===== Exercise inputs
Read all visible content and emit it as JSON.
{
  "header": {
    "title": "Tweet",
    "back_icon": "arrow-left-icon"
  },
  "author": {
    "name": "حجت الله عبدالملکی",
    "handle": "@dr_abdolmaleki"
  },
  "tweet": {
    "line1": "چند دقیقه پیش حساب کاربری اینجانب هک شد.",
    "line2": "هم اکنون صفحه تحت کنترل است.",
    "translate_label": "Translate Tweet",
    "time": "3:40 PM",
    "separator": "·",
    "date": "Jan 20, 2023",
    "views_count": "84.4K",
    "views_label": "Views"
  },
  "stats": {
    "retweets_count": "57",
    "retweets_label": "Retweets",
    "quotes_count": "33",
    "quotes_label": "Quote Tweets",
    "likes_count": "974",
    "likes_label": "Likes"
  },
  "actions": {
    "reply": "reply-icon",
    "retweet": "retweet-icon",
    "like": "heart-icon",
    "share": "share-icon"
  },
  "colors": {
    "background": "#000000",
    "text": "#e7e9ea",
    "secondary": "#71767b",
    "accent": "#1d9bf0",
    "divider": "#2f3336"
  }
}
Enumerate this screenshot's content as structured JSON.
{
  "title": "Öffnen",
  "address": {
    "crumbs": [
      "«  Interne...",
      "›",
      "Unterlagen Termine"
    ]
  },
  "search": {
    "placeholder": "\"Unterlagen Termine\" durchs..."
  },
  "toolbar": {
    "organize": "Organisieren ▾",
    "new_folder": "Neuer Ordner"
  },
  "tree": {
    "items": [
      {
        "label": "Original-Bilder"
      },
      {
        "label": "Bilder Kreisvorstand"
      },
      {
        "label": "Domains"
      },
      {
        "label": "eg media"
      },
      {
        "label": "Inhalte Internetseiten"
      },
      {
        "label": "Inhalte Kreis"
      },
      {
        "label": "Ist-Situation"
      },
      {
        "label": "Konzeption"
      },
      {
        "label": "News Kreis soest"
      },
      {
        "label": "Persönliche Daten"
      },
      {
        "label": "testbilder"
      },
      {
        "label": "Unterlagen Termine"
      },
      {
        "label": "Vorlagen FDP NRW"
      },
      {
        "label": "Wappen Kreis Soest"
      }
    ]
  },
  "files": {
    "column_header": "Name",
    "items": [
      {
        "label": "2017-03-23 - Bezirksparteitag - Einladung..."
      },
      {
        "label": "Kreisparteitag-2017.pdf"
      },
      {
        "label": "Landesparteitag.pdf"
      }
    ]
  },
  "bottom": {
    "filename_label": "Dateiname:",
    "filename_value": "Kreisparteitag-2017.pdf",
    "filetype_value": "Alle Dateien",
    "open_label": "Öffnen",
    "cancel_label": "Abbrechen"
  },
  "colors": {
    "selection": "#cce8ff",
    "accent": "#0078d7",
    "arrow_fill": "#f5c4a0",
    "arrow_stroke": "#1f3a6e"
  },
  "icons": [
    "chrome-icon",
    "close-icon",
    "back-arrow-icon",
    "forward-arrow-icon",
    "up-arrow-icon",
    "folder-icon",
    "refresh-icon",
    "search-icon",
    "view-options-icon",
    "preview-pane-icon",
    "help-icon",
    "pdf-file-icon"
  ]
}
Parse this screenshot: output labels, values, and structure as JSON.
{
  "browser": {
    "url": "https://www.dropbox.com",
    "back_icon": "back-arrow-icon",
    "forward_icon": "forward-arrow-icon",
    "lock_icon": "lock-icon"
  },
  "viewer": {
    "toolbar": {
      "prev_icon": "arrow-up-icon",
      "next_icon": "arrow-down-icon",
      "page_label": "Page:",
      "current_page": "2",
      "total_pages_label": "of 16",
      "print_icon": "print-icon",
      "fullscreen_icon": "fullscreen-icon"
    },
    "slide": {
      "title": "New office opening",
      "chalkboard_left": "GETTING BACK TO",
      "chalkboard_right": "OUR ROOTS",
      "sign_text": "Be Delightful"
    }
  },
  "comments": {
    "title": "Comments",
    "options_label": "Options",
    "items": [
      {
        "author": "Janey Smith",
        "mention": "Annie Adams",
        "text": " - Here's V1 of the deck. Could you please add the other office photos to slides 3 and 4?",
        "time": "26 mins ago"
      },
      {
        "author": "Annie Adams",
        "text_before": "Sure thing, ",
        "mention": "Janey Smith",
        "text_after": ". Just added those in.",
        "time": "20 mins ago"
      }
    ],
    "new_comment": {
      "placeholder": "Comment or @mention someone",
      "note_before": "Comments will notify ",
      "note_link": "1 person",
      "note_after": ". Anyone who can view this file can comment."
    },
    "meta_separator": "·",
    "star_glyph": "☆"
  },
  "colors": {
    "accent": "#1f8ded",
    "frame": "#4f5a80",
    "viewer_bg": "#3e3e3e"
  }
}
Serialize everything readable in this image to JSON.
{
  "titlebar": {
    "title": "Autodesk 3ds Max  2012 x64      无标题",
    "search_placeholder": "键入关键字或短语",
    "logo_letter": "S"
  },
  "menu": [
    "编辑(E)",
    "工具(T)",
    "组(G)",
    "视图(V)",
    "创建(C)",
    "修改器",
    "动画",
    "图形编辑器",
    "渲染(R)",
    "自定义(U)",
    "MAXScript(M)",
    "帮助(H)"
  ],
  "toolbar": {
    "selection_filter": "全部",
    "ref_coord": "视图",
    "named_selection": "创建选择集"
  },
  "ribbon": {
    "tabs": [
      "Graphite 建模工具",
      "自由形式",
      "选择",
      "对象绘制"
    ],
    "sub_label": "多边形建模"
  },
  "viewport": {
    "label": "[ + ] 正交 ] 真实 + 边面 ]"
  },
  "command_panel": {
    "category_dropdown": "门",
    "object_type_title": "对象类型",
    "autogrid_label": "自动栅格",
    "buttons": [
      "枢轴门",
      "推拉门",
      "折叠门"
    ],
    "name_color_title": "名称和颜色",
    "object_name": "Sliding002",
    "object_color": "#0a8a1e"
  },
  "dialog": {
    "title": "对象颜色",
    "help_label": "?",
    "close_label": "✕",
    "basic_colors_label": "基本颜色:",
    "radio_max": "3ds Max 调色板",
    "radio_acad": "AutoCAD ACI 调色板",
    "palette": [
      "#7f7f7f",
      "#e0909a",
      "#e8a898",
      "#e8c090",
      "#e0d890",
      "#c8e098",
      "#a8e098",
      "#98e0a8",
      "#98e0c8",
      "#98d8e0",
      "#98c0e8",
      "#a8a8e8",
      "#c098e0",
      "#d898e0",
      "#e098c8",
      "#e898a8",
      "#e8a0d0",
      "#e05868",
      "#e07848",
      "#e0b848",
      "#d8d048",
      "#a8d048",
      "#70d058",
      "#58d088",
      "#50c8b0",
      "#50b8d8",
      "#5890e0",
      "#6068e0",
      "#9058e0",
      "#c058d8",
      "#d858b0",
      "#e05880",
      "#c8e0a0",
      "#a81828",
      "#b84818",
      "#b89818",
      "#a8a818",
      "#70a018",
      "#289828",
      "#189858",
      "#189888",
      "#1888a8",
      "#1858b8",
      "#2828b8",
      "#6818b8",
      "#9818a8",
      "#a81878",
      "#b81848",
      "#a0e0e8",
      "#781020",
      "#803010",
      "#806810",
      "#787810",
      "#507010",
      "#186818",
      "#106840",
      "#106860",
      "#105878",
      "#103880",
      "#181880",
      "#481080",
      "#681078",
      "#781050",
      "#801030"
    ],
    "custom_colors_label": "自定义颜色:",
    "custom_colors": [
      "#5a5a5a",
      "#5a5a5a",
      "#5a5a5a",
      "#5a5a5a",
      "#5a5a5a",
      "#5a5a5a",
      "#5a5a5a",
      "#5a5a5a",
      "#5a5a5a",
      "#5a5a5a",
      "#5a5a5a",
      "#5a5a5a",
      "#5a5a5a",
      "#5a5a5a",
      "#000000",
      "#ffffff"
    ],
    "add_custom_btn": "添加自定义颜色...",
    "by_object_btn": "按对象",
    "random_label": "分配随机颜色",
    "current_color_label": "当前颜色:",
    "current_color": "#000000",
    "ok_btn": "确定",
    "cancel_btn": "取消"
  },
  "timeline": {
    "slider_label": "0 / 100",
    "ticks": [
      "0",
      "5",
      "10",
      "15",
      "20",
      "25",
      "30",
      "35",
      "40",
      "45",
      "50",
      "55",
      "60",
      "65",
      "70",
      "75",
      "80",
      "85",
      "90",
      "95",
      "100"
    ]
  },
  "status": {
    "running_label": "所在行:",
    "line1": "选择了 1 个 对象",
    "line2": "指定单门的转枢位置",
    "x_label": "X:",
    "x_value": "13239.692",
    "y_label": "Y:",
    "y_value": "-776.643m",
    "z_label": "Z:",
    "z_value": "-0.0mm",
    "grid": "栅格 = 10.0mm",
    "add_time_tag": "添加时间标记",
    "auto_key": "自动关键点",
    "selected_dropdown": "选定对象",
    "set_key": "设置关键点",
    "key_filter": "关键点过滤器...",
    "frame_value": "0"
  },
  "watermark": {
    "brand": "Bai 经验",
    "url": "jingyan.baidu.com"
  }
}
==========
■ **Short exercise**: Copy all lines from the material that include "Termine".

■ **Result of this task**:
      "Unterlagen Termine"
    "placeholder": "\"Unterlagen Termine\" durchs..."
        "label": "Unterlagen Termine"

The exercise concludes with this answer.